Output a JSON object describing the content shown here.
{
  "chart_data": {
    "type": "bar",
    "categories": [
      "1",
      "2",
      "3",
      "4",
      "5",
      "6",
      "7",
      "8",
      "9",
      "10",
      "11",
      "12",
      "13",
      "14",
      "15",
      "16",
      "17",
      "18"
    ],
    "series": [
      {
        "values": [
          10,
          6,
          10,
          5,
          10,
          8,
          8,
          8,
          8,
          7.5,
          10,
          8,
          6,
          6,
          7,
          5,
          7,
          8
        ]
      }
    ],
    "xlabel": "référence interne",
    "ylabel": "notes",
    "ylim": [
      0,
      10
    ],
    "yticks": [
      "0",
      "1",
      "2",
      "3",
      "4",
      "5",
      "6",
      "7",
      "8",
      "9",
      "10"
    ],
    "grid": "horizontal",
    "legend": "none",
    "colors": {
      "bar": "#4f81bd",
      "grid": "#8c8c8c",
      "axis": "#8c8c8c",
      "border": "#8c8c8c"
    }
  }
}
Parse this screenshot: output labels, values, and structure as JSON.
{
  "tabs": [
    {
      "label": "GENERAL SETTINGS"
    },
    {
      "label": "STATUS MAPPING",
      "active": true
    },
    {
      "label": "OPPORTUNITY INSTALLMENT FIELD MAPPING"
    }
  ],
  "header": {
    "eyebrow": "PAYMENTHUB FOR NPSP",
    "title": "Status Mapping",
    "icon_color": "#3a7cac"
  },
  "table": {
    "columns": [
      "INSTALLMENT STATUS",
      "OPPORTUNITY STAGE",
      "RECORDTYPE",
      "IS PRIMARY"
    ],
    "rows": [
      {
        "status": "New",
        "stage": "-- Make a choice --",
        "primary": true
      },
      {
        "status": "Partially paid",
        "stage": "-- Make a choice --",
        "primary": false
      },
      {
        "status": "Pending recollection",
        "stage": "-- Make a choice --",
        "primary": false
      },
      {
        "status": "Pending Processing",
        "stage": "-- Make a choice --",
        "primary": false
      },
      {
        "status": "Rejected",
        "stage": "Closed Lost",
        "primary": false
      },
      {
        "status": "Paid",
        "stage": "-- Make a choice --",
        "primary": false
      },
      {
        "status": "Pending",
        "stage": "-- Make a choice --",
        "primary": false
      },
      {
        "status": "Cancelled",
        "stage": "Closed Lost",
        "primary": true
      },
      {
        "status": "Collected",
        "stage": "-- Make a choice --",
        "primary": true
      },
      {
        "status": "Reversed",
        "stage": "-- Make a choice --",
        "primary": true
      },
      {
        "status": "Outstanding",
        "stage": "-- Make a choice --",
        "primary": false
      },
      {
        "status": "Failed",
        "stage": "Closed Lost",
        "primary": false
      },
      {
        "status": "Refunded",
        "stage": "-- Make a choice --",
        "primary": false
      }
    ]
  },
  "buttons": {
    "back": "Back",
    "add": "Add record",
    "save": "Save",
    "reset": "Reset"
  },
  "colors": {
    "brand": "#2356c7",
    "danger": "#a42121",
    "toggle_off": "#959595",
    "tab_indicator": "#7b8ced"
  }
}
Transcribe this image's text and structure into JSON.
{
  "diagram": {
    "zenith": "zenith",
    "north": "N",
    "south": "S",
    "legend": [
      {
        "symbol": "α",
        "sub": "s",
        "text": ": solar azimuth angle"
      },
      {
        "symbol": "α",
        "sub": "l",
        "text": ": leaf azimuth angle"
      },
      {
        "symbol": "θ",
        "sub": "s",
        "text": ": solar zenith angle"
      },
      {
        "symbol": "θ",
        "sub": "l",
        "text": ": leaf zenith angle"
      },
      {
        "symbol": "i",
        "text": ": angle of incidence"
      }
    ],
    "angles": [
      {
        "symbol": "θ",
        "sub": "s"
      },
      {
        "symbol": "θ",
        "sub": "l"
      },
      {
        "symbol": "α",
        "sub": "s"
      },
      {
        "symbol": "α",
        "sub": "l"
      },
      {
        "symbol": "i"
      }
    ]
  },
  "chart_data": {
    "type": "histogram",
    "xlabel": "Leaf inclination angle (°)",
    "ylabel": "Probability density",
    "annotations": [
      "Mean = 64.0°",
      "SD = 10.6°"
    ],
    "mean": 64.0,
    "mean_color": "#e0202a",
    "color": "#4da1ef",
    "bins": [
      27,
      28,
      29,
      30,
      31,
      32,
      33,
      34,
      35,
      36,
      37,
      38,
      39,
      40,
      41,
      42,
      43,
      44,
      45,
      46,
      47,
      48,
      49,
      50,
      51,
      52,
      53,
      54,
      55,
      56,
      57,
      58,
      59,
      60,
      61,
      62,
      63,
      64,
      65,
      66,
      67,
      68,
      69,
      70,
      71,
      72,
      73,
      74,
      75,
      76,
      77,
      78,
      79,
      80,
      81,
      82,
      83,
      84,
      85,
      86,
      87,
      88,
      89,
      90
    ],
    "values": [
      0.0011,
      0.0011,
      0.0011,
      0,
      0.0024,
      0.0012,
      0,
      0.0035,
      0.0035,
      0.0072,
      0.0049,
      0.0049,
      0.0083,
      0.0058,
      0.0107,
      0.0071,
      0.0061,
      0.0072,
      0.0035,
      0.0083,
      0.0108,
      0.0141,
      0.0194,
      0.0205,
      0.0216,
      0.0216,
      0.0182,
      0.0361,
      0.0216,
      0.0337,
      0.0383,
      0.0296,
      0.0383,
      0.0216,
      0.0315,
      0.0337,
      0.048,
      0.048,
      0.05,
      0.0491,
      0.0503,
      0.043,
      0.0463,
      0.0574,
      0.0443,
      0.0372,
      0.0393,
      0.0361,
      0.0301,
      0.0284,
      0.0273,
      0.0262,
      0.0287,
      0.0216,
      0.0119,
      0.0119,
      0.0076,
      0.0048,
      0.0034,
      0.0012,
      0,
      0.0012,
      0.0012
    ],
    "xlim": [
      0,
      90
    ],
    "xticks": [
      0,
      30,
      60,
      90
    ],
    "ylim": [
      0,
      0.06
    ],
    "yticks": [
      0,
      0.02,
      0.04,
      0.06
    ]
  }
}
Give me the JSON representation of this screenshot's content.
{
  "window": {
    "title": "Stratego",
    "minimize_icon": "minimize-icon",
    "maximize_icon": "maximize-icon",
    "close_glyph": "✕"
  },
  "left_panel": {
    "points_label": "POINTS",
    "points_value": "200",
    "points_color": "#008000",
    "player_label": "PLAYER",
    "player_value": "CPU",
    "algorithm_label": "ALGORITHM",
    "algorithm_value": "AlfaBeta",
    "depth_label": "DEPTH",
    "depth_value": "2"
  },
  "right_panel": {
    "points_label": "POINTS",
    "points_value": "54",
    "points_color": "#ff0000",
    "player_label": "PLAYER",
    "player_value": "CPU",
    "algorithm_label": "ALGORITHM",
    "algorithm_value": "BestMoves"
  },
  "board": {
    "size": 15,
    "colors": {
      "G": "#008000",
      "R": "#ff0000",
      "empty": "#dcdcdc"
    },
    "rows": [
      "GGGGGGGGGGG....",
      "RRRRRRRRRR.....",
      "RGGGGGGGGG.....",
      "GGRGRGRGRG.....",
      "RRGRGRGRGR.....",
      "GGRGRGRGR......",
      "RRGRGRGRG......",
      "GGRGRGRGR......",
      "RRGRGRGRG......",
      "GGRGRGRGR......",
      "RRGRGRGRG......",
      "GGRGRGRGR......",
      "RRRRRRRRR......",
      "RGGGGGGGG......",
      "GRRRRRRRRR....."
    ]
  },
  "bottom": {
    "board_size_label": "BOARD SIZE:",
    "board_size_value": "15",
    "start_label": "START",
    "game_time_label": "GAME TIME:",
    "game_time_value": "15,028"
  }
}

-*-*-

- THE REQUEST: Each record above should be output again exactly.

- FINAL RESULT:
Output a JSON object describing the content shown here.
{
  "chart_data": {
    "type": "bar",
    "categories": [
      "1",
      "2",
      "3",
      "4",
      "5",
      "6",
      "7",
      "8",
      "9",
      "10",
      "11",
      "12",
      "13",
      "14",
      "15",
      "16",
      "17",
      "18"
    ],
    "series": [
      {
        "values": [
          10,
          6,
          10,
          5,
          10,
          8,
          8,
          8,
          8,
          7.5,
          10,
          8,
          6,
          6,
          7,
          5,
          7,
          8
        ]
      }
    ],
    "xlabel": "référence interne",
    "ylabel": "notes",
    "ylim": [
      0,
      10
    ],
    "yticks": [
      "0",
      "1",
      "2",
      "3",
      "4",
      "5",
      "6",
      "7",
      "8",
      "9",
      "10"
    ],
    "grid": "horizontal",
    "legend": "none",
    "colors": {
      "bar": "#4f81bd",
      "grid": "#8c8c8c",
      "axis": "#8c8c8c",
      "border": "#8c8c8c"
    }
  }
}
Parse this screenshot: output labels, values, and structure as JSON.
{
  "tabs": [
    {
      "label": "GENERAL SETTINGS"
    },
    {
      "label": "STATUS MAPPING",
      "active": true
    },
    {
      "label": "OPPORTUNITY INSTALLMENT FIELD MAPPING"
    }
  ],
  "header": {
    "eyebrow": "PAYMENTHUB FOR NPSP",
    "title": "Status Mapping",
    "icon_color": "#3a7cac"
  },
  "table": {
    "columns": [
      "INSTALLMENT STATUS",
      "OPPORTUNITY STAGE",
      "RECORDTYPE",
      "IS PRIMARY"
    ],
    "rows": [
      {
        "status": "New",
        "stage": "-- Make a choice --",
        "primary": true
      },
      {
        "status": "Partially paid",
        "stage": "-- Make a choice --",
        "primary": false
      },
      {
        "status": "Pending recollection",
        "stage": "-- Make a choice --",
        "primary": false
      },
      {
        "status": "Pending Processing",
        "stage": "-- Make a choice --",
        "primary": false
      },
      {
        "status": "Rejected",
        "stage": "Closed Lost",
        "primary": false
      },
      {
        "status": "Paid",
        "stage": "-- Make a choice --",
        "primary": false
      },
      {
        "status": "Pending",
        "stage": "-- Make a choice --",
        "primary": false
      },
      {
        "status": "Cancelled",
        "stage": "Closed Lost",
        "primary": true
      },
      {
        "status": "Collected",
        "stage": "-- Make a choice --",
        "primary": true
      },
      {
        "status": "Reversed",
        "stage": "-- Make a choice --",
        "primary": true
      },
      {
        "status": "Outstanding",
        "stage": "-- Make a choice --",
        "primary": false
      },
      {
        "status": "Failed",
        "stage": "Closed Lost",
        "primary": false
      },
      {
        "status": "Refunded",
        "stage": "-- Make a choice --",
        "primary": false
      }
    ]
  },
  "buttons": {
    "back": "Back",
    "add": "Add record",
    "save": "Save",
    "reset": "Reset"
  },
  "colors": {
    "brand": "#2356c7",
    "danger": "#a42121",
    "toggle_off": "#959595",
    "tab_indicator": "#7b8ced"
  }
}
Transcribe this image's text and structure into JSON.
{
  "diagram": {
    "zenith": "zenith",
    "north": "N",
    "south": "S",
    "legend": [
      {
        "symbol": "α",
        "sub": "s",
        "text": ": solar azimuth angle"
      },
      {
        "symbol": "α",
        "sub": "l",
        "text": ": leaf azimuth angle"
      },
      {
        "symbol": "θ",
        "sub": "s",
        "text": ": solar zenith angle"
      },
      {
        "symbol": "θ",
        "sub": "l",
        "text": ": leaf zenith angle"
      },
      {
        "symbol": "i",
        "text": ": angle of incidence"
      }
    ],
    "angles": [
      {
        "symbol": "θ",
        "sub": "s"
      },
      {
        "symbol": "θ",
        "sub": "l"
      },
      {
        "symbol": "α",
        "sub": "s"
      },
      {
        "symbol": "α",
        "sub": "l"
      },
      {
        "symbol": "i"
      }
    ]
  },
  "chart_data": {
    "type": "histogram",
    "xlabel": "Leaf inclination angle (°)",
    "ylabel": "Probability density",
    "annotations": [
      "Mean = 64.0°",
      "SD = 10.6°"
    ],
    "mean": 64.0,
    "mean_color": "#e0202a",
    "color": "#4da1ef",
    "bins": [
      27,
      28,
      29,
      30,
      31,
      32,
      33,
      34,
      35,
      36,
      37,
      38,
      39,
      40,
      41,
      42,
      43,
      44,
      45,
      46,
      47,
      48,
      49,
      50,
      51,
      52,
      53,
      54,
      55,
      56,
      57,
      58,
      59,
      60,
      61,
      62,
      63,
      64,
      65,
      66,
      67,
      68,
      69,
      70,
      71,
      72,
      73,
      74,
      75,
      76,
      77,
      78,
      79,
      80,
      81,
      82,
      83,
      84,
      85,
      86,
      87,
      88,
      89,
      90
    ],
    "values": [
      0.0011,
      0.0011,
      0.0011,
      0,
      0.0024,
      0.0012,
      0,
      0.0035,
      0.0035,
      0.0072,
      0.0049,
      0.0049,
      0.0083,
      0.0058,
      0.0107,
      0.0071,
      0.0061,
      0.0072,
      0.0035,
      0.0083,
      0.0108,
      0.0141,
      0.0194,
      0.0205,
      0.0216,
      0.0216,
      0.0182,
      0.0361,
      0.0216,
      0.0337,
      0.0383,
      0.0296,
      0.0383,
      0.0216,
      0.0315,
      0.0337,
      0.048,
      0.048,
      0.05,
      0.0491,
      0.0503,
      0.043,
      0.0463,
      0.0574,
      0.0443,
      0.0372,
      0.0393,
      0.0361,
      0.0301,
      0.0284,
      0.0273,
      0.0262,
      0.0287,
      0.0216,
      0.0119,
      0.0119,
      0.0076,
      0.0048,
      0.0034,
      0.0012,
      0,
      0.0012,
      0.0012
    ],
    "xlim": [
      0,
      90
    ],
    "xticks": [
      0,
      30,
      60,
      90
    ],
    "ylim": [
      0,
      0.06
    ],
    "yticks": [
      0,
      0.02,
      0.04,
      0.06
    ]
  }
}
Give me the JSON representation of this screenshot's content.
{
  "window": {
    "title": "Stratego",
    "minimize_icon": "minimize-icon",
    "maximize_icon": "maximize-icon",
    "close_glyph": "✕"
  },
  "left_panel": {
    "points_label": "POINTS",
    "points_value": "200",
    "points_color": "#008000",
    "player_label": "PLAYER",
    "player_value": "CPU",
    "algorithm_label": "ALGORITHM",
    "algorithm_value": "AlfaBeta",
    "depth_label": "DEPTH",
    "depth_value": "2"
  },
  "right_panel": {
    "points_label": "POINTS",
    "points_value": "54",
    "points_color": "#ff0000",
    "player_label": "PLAYER",
    "player_value": "CPU",
    "algorithm_label": "ALGORITHM",
    "algorithm_value": "BestMoves"
  },
  "board": {
    "size": 15,
    "colors": {
      "G": "#008000",
      "R": "#ff0000",
      "empty": "#dcdcdc"
    },
    "rows": [
      "GGGGGGGGGGG....",
      "RRRRRRRRRR.....",
      "RGGGGGGGGG.....",
      "GGRGRGRGRG.....",
      "RRGRGRGRGR.....",
      "GGRGRGRGR......",
      "RRGRGRGRG......",
      "GGRGRGRGR......",
      "RRGRGRGRG......",
      "GGRGRGRGR......",
      "RRGRGRGRG......",
      "GGRGRGRGR......",
      "RRRRRRRRR......",
      "RGGGGGGGG......",
      "GRRRRRRRRR....."
    ]
  },
  "bottom": {
    "board_size_label": "BOARD SIZE:",
    "board_size_value": "15",
    "start_label": "START",
    "game_time_label": "GAME TIME:",
    "game_time_value": "15,028"
  }
}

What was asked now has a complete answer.